[begin GIVEN DATA]

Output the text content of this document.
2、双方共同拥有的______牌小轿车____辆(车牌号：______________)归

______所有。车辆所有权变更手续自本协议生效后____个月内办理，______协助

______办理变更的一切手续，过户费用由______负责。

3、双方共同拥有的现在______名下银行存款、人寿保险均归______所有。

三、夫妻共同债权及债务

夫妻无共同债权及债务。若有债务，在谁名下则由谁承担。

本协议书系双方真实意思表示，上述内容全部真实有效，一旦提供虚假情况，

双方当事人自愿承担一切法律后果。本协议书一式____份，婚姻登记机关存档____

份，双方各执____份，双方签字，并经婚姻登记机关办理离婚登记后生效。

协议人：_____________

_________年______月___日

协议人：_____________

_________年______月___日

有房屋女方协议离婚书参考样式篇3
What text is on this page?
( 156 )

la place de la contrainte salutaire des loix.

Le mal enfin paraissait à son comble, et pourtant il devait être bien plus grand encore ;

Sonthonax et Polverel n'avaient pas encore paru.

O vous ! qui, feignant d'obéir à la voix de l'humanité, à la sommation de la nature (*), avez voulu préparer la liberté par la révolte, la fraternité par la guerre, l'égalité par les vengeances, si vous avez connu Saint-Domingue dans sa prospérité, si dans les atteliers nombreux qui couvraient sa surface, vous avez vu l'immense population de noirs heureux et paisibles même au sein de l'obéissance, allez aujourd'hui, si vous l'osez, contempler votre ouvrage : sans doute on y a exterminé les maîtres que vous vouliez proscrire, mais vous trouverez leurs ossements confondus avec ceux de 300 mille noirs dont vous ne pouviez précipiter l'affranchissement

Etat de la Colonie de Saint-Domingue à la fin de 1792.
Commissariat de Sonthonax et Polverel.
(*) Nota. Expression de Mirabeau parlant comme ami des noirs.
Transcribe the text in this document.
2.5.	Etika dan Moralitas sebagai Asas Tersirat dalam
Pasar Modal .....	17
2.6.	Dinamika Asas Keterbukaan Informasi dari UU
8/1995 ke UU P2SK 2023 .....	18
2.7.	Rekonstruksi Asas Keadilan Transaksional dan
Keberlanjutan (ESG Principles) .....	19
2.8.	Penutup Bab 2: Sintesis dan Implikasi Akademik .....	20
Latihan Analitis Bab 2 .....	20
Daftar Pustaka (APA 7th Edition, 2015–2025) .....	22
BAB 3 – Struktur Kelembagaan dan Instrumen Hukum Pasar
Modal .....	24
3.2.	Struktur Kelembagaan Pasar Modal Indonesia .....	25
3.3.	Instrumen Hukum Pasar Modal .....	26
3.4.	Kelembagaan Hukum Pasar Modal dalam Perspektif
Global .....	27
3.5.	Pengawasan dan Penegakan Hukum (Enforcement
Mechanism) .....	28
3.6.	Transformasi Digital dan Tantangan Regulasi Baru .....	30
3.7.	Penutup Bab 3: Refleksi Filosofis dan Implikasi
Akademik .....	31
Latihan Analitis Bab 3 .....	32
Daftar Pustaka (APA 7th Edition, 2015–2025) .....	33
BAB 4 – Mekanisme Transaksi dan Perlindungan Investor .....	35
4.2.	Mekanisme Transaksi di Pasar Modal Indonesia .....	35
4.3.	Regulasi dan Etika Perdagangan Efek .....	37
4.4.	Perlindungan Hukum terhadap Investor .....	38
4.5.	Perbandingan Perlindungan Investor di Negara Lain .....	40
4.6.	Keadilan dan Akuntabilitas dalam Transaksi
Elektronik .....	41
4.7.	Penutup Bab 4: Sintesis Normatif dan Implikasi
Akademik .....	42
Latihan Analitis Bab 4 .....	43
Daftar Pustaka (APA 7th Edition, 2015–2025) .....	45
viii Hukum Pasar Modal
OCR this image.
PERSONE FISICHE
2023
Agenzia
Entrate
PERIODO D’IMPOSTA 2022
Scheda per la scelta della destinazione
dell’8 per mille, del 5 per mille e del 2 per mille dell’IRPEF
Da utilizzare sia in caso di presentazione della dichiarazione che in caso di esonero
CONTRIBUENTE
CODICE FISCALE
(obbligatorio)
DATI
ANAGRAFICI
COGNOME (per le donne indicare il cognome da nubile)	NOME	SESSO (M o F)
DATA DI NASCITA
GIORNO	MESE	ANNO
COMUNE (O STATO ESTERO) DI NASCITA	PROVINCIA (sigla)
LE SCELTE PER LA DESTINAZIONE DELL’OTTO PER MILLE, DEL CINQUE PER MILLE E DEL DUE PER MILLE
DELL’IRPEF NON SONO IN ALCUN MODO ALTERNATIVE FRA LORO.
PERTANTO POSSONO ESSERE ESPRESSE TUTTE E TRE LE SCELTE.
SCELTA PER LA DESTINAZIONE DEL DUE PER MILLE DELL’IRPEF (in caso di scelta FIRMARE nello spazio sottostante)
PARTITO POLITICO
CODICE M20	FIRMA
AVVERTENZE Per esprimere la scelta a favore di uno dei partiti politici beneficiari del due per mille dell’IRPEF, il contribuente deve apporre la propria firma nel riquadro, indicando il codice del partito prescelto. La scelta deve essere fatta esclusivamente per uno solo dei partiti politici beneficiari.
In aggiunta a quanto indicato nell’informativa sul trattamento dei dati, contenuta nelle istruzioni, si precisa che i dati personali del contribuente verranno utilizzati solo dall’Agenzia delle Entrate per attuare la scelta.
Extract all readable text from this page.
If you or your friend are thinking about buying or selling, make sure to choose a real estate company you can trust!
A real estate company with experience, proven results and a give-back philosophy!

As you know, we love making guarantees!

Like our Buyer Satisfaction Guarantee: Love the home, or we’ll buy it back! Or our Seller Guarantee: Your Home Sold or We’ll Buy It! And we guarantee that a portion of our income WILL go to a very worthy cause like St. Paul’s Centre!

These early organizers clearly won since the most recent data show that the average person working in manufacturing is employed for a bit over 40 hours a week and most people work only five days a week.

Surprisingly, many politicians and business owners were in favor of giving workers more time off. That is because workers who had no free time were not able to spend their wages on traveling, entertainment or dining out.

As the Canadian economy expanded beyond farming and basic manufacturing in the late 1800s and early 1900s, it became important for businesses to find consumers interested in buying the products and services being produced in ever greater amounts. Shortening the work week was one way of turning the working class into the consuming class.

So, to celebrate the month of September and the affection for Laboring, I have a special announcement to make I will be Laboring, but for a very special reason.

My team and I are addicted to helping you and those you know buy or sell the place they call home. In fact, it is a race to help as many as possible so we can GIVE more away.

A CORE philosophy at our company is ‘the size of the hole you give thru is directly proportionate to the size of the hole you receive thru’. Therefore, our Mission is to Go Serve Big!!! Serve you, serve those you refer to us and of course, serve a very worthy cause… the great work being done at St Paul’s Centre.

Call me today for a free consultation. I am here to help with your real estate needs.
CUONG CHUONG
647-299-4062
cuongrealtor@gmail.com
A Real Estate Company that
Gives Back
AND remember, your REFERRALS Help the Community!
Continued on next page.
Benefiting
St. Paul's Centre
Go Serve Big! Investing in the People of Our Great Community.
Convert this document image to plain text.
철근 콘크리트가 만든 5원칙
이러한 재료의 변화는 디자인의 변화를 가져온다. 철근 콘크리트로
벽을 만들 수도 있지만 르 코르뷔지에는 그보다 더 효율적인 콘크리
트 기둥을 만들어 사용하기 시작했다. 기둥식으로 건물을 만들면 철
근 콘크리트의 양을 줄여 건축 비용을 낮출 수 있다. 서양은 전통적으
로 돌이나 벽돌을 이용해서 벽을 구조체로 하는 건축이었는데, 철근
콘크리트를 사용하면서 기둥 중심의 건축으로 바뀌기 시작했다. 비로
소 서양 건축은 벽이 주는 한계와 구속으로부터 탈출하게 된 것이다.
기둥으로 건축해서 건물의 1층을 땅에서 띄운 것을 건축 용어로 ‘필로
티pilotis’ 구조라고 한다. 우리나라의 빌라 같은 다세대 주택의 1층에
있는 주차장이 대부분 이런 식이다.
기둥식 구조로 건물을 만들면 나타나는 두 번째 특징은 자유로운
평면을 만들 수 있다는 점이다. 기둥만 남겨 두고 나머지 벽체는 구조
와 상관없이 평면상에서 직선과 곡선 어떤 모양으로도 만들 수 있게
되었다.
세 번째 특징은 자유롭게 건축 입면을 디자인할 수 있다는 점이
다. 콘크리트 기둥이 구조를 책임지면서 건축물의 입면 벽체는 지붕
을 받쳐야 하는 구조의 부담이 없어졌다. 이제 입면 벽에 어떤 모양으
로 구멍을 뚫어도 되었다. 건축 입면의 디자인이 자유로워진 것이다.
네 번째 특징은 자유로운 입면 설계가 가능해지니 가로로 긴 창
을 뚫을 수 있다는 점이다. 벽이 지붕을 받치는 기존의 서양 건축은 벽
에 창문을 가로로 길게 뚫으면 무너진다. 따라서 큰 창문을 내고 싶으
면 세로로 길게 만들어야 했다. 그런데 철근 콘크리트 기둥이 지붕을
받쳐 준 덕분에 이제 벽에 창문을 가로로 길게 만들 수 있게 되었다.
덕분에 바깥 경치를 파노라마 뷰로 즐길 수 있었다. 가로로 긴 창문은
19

[end GIVEN DATA]

__WHAT THE TASK REQUIRES__
Scan the material above for the word "many". Copy each line where it occurs.

__RESULT__
Surprisingly, many politicians and business owners were in favor of giving workers more time off. That is because workers who had no free time were not able to spend their wages on traveling, entertainment or dining out.
My team and I are addicted to helping you and those you know buy or sell the place they call home. In fact, it is a race to help as many as possible so we can GIVE more away.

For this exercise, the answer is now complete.